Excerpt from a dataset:
'''
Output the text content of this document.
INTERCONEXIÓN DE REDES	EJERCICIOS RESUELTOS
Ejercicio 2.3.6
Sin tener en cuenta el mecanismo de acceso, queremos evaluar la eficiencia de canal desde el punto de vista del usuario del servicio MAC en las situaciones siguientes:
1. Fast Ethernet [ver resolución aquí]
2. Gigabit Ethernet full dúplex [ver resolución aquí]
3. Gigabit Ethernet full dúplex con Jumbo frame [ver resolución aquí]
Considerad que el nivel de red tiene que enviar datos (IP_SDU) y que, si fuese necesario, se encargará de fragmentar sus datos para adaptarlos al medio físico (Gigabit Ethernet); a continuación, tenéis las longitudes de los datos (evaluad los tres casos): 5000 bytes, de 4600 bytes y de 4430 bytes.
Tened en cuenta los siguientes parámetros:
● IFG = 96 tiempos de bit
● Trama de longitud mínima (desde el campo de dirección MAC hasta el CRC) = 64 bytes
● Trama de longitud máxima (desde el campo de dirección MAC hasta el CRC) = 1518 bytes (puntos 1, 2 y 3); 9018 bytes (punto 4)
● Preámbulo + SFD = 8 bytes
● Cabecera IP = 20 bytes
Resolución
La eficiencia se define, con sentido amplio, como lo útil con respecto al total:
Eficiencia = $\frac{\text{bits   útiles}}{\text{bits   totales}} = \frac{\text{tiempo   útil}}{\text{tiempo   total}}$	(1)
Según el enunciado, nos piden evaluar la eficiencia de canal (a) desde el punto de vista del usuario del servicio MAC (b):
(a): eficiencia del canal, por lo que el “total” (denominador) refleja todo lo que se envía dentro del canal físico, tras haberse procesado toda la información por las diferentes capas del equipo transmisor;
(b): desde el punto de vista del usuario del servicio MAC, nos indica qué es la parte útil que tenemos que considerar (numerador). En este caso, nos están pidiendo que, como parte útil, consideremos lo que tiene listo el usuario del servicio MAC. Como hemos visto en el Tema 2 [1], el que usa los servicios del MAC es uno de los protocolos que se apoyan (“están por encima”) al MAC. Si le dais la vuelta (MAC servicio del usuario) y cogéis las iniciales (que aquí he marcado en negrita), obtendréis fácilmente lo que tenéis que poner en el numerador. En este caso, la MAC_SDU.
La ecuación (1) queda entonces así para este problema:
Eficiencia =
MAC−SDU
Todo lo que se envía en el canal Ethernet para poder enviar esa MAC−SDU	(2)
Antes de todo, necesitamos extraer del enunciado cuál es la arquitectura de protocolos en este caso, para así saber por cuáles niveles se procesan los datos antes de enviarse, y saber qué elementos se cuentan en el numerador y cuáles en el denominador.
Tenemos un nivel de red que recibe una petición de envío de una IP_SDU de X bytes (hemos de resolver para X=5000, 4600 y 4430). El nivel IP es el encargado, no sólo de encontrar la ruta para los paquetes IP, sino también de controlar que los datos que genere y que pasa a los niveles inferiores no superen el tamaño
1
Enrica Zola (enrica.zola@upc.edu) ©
'''
> **WHAT IS BEING ASKED**: Your task is to extract all of the records exactly.

> **RESPONSE TO THE TASK**:
Output the text content of this document.
INTERCONEXIÓN DE REDES	EJERCICIOS RESUELTOS
Ejercicio 2.3.6
Sin tener en cuenta el mecanismo de acceso, queremos evaluar la eficiencia de canal desde el punto de vista del usuario del servicio MAC en las situaciones siguientes:
1. Fast Ethernet [ver resolución aquí]
2. Gigabit Ethernet full dúplex [ver resolución aquí]
3. Gigabit Ethernet full dúplex con Jumbo frame [ver resolución aquí]
Considerad que el nivel de red tiene que enviar datos (IP_SDU) y que, si fuese necesario, se encargará de fragmentar sus datos para adaptarlos al medio físico (Gigabit Ethernet); a continuación, tenéis las longitudes de los datos (evaluad los tres casos): 5000 bytes, de 4600 bytes y de 4430 bytes.
Tened en cuenta los siguientes parámetros:
● IFG = 96 tiempos de bit
● Trama de longitud mínima (desde el campo de dirección MAC hasta el CRC) = 64 bytes
● Trama de longitud máxima (desde el campo de dirección MAC hasta el CRC) = 1518 bytes (puntos 1, 2 y 3); 9018 bytes (punto 4)
● Preámbulo + SFD = 8 bytes
● Cabecera IP = 20 bytes
Resolución
La eficiencia se define, con sentido amplio, como lo útil con respecto al total:
Eficiencia = $\frac{\text{bits   útiles}}{\text{bits   totales}} = \frac{\text{tiempo   útil}}{\text{tiempo   total}}$	(1)
Según el enunciado, nos piden evaluar la eficiencia de canal (a) desde el punto de vista del usuario del servicio MAC (b):
(a): eficiencia del canal, por lo que el “total” (denominador) refleja todo lo que se envía dentro del canal físico, tras haberse procesado toda la información por las diferentes capas del equipo transmisor;
(b): desde el punto de vista del usuario del servicio MAC, nos indica qué es la parte útil que tenemos que considerar (numerador). En este caso, nos están pidiendo que, como parte útil, consideremos lo que tiene listo el usuario del servicio MAC. Como hemos visto en el Tema 2 [1], el que usa los servicios del MAC es uno de los protocolos que se apoyan (“están por encima”) al MAC. Si le dais la vuelta (MAC servicio del usuario) y cogéis las iniciales (que aquí he marcado en negrita), obtendréis fácilmente lo que tenéis que poner en el numerador. En este caso, la MAC_SDU.
La ecuación (1) queda entonces así para este problema:
Eficiencia =
MAC−SDU
Todo lo que se envía en el canal Ethernet para poder enviar esa MAC−SDU	(2)
Antes de todo, necesitamos extraer del enunciado cuál es la arquitectura de protocolos en este caso, para así saber por cuáles niveles se procesan los datos antes de enviarse, y saber qué elementos se cuentan en el numerador y cuáles en el denominador.
Tenemos un nivel de red que recibe una petición de envío de una IP_SDU de X bytes (hemos de resolver para X=5000, 4600 y 4430). El nivel IP es el encargado, no sólo de encontrar la ruta para los paquetes IP, sino también de controlar que los datos que genere y que pasa a los niveles inferiores no superen el tamaño
1
Enrica Zola (enrica.zola@upc.edu) ©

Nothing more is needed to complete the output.